**SHORT TASK**
Using the listing below, report all lines holding the word "JSON".

**DATA FOR THIS TASK**
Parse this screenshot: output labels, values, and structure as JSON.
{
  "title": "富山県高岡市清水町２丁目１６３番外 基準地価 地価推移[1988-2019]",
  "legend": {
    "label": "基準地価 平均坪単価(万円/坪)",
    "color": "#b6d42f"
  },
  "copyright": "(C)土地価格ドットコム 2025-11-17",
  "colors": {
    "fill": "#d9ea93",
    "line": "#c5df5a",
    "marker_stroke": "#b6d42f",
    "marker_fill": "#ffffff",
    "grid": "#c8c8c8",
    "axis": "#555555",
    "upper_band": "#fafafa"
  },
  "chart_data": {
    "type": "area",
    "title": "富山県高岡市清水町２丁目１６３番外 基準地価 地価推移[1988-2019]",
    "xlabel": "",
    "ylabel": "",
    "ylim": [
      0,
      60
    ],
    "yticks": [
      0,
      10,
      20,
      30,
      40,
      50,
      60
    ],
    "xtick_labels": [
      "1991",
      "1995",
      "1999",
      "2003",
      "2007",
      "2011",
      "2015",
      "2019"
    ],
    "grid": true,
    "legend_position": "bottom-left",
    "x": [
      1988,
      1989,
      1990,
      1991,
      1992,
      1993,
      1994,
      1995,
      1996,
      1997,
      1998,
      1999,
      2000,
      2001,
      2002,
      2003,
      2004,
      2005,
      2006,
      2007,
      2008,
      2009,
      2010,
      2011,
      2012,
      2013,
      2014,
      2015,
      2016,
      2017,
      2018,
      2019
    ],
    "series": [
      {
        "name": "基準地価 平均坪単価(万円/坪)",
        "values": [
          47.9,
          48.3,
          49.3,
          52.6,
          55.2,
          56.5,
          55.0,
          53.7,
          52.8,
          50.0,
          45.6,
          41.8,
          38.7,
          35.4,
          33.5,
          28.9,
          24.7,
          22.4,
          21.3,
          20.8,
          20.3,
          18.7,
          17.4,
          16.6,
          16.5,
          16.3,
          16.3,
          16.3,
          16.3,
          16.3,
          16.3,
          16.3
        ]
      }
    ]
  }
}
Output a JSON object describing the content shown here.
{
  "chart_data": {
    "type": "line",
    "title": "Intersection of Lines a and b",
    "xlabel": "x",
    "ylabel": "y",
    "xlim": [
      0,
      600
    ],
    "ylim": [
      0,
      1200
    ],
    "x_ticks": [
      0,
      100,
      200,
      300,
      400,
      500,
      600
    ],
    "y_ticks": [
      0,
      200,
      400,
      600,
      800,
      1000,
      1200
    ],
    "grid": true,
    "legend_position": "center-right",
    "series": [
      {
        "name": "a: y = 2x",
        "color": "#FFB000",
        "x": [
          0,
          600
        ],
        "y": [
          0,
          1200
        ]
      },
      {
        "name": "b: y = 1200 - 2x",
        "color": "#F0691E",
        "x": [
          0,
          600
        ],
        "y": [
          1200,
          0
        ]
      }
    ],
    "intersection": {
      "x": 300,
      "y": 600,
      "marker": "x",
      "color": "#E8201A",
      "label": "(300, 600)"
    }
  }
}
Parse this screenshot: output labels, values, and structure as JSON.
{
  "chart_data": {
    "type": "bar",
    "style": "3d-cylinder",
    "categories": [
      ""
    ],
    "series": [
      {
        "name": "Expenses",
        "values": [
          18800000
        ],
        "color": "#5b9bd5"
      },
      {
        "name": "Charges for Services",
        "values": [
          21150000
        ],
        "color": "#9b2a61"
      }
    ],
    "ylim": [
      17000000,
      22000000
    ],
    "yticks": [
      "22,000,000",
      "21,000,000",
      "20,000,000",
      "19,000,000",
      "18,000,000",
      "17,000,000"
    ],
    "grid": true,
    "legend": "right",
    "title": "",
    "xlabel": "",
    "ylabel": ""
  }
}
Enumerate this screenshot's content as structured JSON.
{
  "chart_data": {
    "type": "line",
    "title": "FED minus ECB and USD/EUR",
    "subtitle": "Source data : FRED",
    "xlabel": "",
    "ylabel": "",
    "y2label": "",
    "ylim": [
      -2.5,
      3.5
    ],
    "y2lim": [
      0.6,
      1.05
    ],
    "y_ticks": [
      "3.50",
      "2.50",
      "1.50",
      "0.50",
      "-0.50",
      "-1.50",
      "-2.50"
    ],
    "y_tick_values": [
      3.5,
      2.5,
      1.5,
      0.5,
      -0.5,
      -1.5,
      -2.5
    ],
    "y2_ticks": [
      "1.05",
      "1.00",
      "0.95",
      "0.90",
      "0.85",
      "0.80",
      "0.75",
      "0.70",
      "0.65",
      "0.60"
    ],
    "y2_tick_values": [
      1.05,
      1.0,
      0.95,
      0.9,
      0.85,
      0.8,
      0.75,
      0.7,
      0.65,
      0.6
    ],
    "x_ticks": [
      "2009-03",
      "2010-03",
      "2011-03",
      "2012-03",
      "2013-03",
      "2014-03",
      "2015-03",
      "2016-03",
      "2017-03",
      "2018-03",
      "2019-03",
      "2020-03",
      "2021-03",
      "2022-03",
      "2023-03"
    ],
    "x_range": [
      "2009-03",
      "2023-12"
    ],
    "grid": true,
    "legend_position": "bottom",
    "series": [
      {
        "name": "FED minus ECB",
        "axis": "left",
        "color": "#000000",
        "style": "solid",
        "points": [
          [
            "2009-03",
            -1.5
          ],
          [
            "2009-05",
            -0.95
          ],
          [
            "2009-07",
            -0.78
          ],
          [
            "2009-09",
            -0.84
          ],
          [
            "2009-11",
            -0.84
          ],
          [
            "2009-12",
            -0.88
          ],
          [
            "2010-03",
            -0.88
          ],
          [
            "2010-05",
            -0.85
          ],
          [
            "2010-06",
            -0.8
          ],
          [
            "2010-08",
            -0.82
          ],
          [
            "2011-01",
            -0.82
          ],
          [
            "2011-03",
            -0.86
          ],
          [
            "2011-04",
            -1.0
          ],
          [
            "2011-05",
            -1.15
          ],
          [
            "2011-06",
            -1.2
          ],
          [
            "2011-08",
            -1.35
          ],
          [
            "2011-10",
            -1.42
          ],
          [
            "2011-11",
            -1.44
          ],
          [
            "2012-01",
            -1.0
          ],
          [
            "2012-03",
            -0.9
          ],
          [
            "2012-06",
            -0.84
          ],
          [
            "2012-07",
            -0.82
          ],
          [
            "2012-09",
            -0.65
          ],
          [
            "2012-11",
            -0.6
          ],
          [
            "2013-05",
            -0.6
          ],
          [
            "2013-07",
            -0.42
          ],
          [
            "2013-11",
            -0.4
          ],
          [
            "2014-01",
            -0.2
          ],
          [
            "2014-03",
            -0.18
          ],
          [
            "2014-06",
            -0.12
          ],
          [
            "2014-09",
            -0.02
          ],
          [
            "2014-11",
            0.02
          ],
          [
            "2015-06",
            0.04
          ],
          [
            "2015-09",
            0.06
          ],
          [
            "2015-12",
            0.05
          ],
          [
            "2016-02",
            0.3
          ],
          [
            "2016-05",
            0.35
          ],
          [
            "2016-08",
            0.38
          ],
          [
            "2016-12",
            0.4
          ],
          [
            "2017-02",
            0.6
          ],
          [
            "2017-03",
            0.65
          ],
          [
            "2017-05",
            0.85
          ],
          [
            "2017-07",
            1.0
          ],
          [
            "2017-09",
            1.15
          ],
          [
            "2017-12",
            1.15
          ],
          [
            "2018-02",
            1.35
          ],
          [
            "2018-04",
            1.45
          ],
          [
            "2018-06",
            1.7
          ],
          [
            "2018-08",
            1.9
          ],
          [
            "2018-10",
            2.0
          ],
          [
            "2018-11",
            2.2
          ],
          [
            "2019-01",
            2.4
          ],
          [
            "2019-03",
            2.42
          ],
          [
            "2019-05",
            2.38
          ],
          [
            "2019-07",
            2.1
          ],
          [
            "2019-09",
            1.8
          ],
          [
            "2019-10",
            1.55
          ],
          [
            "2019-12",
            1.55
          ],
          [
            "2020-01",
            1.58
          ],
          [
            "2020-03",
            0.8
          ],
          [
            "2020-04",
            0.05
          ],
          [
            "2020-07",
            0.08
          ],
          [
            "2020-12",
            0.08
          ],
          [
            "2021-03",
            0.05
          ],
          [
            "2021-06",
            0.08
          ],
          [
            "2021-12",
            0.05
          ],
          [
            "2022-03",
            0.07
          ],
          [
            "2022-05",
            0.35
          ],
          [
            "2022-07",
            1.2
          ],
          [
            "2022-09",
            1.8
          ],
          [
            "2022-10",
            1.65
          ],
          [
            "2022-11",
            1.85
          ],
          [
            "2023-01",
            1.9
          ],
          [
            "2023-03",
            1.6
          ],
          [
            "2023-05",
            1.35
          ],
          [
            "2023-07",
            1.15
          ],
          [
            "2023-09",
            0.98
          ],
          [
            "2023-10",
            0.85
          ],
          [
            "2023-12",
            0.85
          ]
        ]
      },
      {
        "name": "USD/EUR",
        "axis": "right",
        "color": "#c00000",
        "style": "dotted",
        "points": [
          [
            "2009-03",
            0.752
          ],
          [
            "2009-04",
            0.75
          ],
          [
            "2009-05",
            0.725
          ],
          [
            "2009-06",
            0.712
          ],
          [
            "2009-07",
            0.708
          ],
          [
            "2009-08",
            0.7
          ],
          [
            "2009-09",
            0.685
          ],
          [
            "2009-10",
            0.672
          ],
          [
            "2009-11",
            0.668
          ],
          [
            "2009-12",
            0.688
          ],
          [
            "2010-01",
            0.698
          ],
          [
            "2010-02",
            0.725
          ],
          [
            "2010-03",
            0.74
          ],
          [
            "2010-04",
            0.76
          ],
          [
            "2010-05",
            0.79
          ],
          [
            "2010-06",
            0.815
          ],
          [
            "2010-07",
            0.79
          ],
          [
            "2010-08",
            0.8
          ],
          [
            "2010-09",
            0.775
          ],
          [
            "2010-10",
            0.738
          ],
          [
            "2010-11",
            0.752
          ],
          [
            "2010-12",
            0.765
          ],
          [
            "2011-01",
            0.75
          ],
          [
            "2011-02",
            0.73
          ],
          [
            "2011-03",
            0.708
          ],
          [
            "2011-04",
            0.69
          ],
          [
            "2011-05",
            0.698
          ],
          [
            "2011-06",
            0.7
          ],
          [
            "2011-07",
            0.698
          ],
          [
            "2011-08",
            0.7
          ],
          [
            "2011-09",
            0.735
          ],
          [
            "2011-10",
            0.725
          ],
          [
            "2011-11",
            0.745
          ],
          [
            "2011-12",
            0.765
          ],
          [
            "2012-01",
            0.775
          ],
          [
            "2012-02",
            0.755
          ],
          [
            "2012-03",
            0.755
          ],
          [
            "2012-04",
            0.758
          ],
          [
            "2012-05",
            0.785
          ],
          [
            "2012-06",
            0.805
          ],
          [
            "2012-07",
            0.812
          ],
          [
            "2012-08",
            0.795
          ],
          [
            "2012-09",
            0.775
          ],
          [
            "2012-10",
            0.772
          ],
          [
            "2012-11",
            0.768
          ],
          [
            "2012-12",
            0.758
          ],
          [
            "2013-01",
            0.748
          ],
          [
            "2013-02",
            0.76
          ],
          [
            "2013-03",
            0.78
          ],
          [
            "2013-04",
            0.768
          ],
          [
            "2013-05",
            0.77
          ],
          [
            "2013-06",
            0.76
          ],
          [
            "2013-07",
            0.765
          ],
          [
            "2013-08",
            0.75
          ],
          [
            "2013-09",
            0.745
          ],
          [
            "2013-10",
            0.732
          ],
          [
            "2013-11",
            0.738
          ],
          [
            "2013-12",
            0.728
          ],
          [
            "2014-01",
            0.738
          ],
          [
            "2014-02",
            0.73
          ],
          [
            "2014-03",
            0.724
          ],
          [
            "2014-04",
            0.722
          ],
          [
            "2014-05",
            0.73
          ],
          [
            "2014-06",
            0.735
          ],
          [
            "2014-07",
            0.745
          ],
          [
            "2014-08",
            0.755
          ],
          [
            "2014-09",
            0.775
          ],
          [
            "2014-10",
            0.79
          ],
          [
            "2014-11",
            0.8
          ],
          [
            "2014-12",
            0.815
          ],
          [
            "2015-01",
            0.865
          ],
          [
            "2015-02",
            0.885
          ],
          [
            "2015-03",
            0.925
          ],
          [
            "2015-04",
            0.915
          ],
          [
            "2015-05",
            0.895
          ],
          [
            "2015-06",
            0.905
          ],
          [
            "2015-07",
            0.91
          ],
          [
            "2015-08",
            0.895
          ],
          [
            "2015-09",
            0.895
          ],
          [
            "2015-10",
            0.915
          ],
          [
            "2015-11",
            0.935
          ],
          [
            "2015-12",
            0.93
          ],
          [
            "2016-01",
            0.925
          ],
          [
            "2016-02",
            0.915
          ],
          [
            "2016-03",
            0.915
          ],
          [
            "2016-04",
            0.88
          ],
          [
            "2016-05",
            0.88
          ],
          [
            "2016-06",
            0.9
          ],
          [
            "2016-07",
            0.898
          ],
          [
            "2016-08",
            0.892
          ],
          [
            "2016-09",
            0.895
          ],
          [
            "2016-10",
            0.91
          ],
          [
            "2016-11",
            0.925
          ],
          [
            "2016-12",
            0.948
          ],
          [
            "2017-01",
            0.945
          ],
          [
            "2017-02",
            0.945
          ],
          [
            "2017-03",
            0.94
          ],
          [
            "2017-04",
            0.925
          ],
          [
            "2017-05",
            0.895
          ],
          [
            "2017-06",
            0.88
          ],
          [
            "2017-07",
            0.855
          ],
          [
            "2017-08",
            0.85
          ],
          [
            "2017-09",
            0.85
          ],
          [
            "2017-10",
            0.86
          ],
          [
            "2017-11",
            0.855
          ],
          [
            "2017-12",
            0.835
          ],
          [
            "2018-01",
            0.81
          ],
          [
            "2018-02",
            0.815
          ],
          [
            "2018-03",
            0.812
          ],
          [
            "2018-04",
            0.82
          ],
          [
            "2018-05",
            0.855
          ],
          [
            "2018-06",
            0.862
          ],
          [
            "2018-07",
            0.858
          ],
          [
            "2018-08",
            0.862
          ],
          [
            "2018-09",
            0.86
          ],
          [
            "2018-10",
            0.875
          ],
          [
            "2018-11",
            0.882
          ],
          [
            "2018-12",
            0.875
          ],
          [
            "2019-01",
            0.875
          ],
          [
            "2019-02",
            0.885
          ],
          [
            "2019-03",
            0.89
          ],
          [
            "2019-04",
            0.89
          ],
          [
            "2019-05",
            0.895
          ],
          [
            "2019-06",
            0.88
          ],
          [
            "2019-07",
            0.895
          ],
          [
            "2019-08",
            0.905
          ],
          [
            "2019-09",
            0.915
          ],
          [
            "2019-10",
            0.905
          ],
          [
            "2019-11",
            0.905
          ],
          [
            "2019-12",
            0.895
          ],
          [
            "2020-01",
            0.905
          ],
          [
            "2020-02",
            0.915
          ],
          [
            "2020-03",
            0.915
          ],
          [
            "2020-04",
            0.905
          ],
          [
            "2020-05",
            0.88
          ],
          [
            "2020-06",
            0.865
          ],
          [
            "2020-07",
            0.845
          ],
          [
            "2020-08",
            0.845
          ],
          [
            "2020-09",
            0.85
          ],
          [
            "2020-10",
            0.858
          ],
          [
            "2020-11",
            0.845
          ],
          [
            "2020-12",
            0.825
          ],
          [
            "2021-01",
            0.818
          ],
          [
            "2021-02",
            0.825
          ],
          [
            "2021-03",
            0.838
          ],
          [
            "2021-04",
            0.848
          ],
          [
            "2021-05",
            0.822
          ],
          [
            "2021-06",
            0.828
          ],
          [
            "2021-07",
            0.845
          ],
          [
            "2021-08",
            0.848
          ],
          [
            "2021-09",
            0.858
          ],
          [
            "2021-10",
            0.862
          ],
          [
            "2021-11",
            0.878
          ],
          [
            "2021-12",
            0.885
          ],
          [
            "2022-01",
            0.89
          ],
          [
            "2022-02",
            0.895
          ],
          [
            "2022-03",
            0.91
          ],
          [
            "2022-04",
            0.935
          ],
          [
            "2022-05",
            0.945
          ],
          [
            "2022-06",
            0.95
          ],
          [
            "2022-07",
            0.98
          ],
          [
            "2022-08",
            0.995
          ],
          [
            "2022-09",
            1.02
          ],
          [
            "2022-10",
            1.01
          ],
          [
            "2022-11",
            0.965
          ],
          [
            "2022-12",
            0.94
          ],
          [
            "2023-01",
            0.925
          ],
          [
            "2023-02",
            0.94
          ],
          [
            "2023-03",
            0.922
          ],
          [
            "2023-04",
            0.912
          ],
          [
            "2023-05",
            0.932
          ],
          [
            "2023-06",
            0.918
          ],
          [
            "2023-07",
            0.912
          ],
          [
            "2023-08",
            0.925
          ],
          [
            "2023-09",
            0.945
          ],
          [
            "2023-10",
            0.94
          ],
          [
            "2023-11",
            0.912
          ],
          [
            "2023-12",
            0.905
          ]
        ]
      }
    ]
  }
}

**FINISHED TASK**
Parse this screenshot: output labels, values, and structure as JSON.
Output a JSON object describing the content shown here.
Parse this screenshot: output labels, values, and structure as JSON.
Enumerate this screenshot's content as structured JSON.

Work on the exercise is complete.